TASK TO COMPLETE: Report how many lines of the listing below include the word "maggiore". Give nothing but the number.

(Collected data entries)
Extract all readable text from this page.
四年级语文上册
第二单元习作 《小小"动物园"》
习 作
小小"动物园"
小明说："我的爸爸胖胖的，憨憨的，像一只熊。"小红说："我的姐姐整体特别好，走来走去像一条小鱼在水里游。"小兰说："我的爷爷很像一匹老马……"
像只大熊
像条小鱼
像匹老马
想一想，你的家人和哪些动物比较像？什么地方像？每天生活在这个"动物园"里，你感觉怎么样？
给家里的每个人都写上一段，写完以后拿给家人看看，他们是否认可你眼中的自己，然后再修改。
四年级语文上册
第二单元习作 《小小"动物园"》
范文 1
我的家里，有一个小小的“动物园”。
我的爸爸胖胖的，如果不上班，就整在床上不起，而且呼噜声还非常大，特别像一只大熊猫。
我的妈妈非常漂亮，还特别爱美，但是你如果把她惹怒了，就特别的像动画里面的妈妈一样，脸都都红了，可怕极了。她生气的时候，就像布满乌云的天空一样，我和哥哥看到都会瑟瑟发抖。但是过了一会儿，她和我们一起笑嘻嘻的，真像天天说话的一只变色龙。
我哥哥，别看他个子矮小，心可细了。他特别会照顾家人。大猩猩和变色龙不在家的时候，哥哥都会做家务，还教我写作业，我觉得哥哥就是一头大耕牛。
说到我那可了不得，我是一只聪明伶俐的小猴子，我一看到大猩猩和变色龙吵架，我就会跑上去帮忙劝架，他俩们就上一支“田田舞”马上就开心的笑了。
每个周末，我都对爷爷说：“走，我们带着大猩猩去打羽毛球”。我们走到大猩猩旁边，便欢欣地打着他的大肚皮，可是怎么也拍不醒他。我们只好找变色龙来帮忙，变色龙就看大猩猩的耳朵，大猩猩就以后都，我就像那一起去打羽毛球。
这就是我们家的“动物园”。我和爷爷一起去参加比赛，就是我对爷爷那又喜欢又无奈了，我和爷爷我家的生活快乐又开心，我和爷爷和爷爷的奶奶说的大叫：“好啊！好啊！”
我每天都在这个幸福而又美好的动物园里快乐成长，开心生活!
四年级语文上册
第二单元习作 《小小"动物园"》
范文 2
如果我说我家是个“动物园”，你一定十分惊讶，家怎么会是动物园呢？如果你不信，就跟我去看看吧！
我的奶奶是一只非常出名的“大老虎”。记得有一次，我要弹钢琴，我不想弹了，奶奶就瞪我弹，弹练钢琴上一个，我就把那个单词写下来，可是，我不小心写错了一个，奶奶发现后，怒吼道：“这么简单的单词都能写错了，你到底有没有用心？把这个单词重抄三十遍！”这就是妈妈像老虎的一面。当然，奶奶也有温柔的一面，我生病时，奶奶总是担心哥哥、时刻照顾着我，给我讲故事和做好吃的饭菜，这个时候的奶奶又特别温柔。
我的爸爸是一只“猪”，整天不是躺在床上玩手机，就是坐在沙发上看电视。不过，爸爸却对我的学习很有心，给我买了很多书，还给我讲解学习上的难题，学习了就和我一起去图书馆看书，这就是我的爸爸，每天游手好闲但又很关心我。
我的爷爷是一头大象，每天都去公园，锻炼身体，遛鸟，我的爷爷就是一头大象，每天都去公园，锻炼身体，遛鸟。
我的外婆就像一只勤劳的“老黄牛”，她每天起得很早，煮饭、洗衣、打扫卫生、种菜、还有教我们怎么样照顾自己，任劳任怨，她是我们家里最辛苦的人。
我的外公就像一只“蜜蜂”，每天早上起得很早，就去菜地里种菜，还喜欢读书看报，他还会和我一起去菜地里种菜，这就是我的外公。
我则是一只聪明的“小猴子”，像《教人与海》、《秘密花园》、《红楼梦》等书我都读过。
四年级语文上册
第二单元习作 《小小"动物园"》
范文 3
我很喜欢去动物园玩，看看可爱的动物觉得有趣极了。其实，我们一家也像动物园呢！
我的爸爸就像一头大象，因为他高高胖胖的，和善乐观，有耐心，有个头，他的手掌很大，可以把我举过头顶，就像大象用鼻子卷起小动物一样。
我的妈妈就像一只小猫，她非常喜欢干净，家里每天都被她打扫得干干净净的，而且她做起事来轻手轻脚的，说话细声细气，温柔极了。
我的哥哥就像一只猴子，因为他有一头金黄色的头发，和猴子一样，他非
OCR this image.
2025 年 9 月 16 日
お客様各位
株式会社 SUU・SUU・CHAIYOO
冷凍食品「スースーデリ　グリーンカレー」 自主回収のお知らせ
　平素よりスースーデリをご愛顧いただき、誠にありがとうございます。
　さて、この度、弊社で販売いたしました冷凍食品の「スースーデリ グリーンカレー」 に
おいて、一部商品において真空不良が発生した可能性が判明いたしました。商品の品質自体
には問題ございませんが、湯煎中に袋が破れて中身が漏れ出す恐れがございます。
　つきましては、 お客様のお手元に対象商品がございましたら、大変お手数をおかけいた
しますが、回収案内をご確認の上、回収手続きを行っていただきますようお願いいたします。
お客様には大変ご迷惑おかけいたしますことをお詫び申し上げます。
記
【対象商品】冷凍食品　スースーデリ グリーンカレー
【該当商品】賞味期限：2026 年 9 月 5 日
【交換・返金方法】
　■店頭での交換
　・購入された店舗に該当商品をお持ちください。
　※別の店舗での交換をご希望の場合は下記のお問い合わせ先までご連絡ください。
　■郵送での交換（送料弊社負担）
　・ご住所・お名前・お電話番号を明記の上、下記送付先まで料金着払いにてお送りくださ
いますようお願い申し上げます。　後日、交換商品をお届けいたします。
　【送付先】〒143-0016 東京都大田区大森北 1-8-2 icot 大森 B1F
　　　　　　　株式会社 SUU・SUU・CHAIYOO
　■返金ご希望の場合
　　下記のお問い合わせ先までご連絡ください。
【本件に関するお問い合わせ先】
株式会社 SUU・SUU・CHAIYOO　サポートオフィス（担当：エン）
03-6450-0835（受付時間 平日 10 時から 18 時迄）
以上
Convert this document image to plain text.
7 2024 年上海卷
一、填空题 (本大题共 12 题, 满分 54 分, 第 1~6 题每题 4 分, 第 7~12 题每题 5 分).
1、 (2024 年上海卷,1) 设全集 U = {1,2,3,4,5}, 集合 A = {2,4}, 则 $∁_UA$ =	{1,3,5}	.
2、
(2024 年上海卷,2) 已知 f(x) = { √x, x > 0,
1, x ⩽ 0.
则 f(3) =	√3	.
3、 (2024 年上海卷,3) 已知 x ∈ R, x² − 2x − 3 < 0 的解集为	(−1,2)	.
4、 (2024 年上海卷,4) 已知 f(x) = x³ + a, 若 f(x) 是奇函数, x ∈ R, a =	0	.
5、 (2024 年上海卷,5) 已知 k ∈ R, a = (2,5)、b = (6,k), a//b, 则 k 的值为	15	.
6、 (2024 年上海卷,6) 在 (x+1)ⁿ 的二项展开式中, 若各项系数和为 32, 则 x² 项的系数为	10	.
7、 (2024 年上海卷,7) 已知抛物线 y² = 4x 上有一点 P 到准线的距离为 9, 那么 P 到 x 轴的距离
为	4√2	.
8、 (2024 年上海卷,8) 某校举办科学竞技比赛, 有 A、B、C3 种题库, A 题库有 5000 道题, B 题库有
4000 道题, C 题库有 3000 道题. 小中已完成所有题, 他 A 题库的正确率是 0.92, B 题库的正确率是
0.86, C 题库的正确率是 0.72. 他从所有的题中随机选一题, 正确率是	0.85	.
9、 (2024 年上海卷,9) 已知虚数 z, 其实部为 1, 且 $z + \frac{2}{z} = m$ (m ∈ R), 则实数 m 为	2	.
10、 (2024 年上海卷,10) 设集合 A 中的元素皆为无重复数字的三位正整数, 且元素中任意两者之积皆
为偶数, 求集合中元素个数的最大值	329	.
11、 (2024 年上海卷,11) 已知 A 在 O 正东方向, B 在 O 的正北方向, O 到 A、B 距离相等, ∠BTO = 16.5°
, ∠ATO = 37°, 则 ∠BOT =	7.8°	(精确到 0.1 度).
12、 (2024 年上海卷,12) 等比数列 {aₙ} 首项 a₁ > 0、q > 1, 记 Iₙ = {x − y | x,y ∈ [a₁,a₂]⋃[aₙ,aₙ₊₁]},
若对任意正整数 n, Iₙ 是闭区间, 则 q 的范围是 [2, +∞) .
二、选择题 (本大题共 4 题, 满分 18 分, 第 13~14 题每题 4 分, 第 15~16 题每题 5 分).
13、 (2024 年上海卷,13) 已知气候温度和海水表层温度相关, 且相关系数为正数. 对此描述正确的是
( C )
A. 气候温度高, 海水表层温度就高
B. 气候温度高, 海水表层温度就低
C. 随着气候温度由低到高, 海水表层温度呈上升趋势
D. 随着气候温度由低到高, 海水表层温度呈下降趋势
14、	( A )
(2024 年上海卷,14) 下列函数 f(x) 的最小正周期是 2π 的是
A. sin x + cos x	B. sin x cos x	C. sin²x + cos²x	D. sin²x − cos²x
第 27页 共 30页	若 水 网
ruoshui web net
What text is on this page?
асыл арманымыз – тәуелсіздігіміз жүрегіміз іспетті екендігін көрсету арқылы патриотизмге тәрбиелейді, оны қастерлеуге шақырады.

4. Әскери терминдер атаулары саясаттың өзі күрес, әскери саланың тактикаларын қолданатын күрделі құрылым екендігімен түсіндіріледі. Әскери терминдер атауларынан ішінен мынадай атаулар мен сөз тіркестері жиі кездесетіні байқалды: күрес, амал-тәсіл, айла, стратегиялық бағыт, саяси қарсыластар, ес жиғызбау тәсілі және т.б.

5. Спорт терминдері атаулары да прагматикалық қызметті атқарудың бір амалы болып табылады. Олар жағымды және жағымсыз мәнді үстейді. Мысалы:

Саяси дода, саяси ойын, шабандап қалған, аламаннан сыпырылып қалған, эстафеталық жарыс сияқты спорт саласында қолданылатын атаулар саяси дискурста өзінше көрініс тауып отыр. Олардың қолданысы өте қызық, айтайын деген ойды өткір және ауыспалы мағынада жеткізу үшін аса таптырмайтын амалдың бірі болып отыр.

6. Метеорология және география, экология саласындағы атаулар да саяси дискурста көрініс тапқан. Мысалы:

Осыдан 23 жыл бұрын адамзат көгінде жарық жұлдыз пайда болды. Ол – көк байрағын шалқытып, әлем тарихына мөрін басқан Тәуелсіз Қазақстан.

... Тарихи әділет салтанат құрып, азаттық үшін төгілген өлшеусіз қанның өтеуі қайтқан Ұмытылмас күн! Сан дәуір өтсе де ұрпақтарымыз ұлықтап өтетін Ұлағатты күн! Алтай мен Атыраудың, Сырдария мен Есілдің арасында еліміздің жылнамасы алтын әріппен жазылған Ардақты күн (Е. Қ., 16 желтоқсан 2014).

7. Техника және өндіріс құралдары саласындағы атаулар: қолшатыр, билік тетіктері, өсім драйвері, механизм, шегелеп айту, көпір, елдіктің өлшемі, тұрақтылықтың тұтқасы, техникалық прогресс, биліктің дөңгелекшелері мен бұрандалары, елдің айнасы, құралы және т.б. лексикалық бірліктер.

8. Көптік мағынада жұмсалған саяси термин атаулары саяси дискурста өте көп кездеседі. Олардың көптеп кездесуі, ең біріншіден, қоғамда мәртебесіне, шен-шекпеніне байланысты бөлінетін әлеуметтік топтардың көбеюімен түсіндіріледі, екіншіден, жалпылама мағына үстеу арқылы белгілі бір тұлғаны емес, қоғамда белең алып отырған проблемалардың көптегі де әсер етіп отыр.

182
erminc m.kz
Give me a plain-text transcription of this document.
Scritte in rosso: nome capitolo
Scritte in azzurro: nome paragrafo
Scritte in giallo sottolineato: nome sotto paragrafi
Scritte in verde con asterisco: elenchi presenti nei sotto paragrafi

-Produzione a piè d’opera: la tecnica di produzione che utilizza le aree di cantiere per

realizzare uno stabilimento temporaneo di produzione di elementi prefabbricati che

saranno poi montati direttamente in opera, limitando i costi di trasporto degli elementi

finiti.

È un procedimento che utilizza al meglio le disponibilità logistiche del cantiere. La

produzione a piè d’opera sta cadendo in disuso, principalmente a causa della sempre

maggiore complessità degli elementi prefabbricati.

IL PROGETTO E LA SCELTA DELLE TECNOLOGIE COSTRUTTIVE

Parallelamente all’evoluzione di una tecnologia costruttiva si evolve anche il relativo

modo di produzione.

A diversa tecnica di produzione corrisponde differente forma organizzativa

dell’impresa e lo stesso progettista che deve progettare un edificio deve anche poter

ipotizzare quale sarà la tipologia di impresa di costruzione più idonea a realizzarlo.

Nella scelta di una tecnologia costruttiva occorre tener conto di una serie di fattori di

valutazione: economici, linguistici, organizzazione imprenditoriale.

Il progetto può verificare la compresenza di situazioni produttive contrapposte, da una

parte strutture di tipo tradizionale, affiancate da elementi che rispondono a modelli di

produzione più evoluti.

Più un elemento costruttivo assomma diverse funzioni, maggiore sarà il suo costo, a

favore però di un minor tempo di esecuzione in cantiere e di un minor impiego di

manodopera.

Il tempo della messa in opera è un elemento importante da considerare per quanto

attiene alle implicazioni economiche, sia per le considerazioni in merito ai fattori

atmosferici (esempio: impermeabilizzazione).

FULL RESPONSE: 2